Tag Archives: cognitive

Help your brain to not trip over it’s own survival mechanisms

Does thinking make you tired?

I wish that I could energize and focus myself by thinking and (relatedly) by reading. I wish I could set my mind to something and just GO but I find that focus and a state of wakefulness are kind of like trying to keep a spinning top from falling off the sides of a coffee table. You have to herd that mess.

Sddddddddddddddddddddddddddddddddddddddddddddddddddddddddddddddddddddddddddddddddddddddddddddddddddddddddddddddddddddddddddddddddddddddddddddd

(See what I mean?!?! I’m writing late at night and while thinking about the impact of this last statement, I nodded off, fingers barely poised above the home row—except for the heavy ‘d’ finger.

I really did write this segment late at night, really was exhausted, and really did fall asleep in the process. But before I banished it to my Ridiculous bin, I wanted to share some good news with you. The good news is that working WITH the human brain and our physiology, instead of against it, is really worthwhile and will help us focus and reach our goals.

Here are some scientifically backed tips for getting more of your potential loosed.

  1.  Eliminate distractions. Our brain wants to follow distractions. Studies show that a distraction happens every 11 minutes throughout one’s day, while it takes one’s brain 25 minutes to ‘get over it’ and move on. Therefore, cutting ourselves off from certain distractions will pull out stops towards accomplishing our goal(s).

DATASET EXTRACT.
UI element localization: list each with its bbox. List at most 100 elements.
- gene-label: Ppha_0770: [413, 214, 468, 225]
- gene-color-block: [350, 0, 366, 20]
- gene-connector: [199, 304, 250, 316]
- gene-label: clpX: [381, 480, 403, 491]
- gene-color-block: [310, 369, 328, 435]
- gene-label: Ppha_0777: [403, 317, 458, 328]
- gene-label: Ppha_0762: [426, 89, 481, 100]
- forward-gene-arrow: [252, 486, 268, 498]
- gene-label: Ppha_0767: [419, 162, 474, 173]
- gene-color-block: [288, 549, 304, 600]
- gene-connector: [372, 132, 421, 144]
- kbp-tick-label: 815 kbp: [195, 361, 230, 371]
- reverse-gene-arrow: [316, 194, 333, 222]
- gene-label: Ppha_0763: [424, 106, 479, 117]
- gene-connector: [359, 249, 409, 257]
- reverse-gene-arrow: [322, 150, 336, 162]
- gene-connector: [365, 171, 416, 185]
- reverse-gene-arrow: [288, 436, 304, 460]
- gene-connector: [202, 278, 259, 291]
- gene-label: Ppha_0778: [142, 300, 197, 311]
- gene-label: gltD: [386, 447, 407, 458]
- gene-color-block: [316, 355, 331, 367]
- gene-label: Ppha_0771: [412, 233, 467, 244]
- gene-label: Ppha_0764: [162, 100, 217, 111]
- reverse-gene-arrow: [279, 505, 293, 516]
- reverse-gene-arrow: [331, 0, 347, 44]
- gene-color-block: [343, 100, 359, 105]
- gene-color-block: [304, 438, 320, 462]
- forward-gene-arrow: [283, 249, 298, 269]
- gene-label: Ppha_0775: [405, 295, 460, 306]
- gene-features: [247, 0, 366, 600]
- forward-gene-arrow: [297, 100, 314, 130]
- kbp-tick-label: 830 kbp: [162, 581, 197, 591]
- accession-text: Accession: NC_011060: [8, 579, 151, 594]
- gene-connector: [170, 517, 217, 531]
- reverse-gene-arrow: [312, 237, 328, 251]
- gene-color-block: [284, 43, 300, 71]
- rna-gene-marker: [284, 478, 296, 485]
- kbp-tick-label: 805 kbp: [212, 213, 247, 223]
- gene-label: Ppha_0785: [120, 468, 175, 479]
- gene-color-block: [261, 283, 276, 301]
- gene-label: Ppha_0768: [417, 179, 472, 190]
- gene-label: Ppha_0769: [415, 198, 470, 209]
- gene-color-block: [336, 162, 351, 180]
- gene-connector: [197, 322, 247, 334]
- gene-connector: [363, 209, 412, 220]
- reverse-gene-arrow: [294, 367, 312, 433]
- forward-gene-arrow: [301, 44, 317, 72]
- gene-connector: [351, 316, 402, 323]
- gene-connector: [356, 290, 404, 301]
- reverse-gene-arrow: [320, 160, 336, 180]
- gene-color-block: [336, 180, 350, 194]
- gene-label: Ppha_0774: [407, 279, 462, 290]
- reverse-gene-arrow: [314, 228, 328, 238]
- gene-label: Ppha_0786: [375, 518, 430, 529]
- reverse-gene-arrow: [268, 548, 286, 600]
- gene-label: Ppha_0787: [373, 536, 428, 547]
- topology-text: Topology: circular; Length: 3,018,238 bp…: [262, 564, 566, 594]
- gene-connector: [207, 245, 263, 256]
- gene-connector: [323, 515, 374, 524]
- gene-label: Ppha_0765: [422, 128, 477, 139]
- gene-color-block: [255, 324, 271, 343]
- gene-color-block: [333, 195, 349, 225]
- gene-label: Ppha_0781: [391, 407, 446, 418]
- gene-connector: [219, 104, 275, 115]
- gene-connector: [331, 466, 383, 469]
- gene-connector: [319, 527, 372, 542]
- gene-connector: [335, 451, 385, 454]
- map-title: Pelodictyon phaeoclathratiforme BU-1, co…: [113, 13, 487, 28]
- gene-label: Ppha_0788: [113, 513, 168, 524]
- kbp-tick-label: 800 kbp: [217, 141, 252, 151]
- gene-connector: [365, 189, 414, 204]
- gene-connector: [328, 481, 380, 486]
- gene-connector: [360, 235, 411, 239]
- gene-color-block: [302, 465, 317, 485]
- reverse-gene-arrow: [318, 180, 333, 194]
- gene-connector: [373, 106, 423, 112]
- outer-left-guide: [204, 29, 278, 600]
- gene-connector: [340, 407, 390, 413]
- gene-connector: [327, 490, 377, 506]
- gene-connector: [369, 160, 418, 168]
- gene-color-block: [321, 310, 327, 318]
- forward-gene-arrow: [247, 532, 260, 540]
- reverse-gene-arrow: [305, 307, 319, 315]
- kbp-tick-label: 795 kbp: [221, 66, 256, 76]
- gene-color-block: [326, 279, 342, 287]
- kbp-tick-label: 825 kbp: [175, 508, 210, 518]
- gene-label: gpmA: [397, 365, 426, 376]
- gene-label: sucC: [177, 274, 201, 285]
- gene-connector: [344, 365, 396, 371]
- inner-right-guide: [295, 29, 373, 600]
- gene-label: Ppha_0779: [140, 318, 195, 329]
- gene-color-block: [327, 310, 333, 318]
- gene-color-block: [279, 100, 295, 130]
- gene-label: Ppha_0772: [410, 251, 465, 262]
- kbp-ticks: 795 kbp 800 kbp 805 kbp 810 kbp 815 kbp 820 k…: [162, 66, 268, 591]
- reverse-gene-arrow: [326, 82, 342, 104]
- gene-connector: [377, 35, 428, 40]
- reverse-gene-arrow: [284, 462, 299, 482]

INSTRUCTION A. Give the three things the blog post on focus and the brain says the writer really did while writing the late-night segment.
INSTRUCTION B.
Answer these questions using the blog post on focus and the brain:
(i) What does the writer compare keeping focus and wakefulness to?
(ii) Which finger was heavy when the writer nodded off?
(iii) According to the studies cited, how often does a distraction happen during one's day?
INSTRUCTION C. Carry on the blog post on focus and the brain from the point where it stops.

EXERCISE ANSWER A.
- Wrote the segment late at night
- Was exhausted
- Fell asleep in the process

EXERCISE ANSWER B.
(i) Trying to keep a spinning top from falling off the sides of a coffee table
(ii) The 'd' finger
(iii) Every 11 minutes

EXERCISE ANSWER C.
  2. Limit work sessions, especially creative ones. With very few exceptions, brainstorming sessions, creative writing workshops, and other productive increments should be limited to an hour. Beyond that, everyone keeps looking like adults but inside we start to naturally resemble pent up children that need to go run around the playground for a while. Therefore, build in mandatory breaks for yourself. If you need more time for a project/task, or if it just isn’t done yet, break it up into sections–taking advantage of…
  3. Chunks. I’m not kidding here–chunking–is a psychological term for how our brain groups things together in order to efficiently keep track of information. This is why we remember things better if grouped into threes. (E.g. phone numbers (555) 555-, “they always come in threes, don’t they?”) This is also useful for planning how to teach and share information: combine it with the fact that in a list of things people will remember the first and last items best, and you can greatly increase the chances they’ll retain some of it.
  4. Git ‘er dun. Okay, so this one isn’t scientifically steeped here. But it’s right up there with “Just Do It.” Simply finishing something–even if it is only one item out of many you want to complete, or if it is something very small–will give you an emotional and cognitive pat on the back. I saw this in action the most working with special-needs children and those with learning disabilities. When these kids are just floundering and on the brink of total shutdown, we quickly bring the finish line to them so that they are guaranteed to at least cross it. (We would try again later.)

Tutor: “Okay, Johnny, what’s 3 + 4?”
Johnny: “AAAAHHHHH!!!!!”–while flailing and writhing in pain.
Tutor: “Okay, Johnny, touch the circle. Good job! Go play!”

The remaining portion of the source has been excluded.